━━ Records supplied ━━

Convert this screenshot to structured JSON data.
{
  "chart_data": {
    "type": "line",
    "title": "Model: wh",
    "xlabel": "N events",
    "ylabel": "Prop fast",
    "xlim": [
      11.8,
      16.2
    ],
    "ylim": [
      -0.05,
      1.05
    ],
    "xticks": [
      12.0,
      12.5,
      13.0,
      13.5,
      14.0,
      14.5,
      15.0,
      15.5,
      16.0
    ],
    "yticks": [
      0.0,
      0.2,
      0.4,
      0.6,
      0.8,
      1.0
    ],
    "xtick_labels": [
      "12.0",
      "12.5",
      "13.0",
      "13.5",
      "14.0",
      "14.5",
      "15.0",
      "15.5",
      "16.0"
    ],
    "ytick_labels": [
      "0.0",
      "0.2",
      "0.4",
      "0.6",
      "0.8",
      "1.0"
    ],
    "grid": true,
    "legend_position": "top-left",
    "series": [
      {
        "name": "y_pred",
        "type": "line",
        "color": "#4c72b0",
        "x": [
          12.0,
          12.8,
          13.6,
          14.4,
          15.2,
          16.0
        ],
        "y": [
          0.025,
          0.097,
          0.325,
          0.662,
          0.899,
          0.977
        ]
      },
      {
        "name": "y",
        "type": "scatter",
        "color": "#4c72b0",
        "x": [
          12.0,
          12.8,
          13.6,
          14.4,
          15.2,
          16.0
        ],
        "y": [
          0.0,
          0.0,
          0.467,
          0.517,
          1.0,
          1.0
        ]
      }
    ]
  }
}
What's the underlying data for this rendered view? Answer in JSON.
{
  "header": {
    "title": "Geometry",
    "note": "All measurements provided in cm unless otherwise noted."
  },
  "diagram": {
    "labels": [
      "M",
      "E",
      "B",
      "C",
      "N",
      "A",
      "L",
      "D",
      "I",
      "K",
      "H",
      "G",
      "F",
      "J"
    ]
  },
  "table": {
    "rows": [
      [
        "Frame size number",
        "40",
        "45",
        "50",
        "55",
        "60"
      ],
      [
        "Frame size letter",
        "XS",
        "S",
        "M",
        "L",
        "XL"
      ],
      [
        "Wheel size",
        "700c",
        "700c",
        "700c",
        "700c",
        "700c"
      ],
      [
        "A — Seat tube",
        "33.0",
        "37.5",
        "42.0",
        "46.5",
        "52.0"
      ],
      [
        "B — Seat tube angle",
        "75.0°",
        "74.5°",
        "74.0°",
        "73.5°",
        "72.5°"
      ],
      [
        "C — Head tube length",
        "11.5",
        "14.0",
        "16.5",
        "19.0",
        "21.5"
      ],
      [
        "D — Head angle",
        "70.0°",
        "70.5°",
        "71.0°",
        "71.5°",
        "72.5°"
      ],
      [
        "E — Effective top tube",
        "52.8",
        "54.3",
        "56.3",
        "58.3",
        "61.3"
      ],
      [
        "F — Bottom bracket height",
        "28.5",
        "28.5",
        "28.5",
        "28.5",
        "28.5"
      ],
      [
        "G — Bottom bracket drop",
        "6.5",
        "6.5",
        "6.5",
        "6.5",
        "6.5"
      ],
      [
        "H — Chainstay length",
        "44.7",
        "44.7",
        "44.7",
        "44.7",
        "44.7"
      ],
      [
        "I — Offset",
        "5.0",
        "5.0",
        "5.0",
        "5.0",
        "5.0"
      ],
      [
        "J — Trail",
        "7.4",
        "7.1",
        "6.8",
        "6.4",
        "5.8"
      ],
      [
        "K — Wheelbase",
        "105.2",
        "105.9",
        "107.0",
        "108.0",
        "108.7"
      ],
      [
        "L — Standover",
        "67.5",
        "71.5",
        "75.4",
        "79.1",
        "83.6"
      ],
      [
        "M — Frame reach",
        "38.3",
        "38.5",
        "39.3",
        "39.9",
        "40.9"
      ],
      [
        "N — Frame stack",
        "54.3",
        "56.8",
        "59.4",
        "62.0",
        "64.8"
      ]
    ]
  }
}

━━━

- _What is being asked_: Copy all lines above containing the string "tube".

- _The solution_:
        "A — Seat tube",
        "B — Seat tube angle",
        "C — Head tube length",
        "E — Effective top tube",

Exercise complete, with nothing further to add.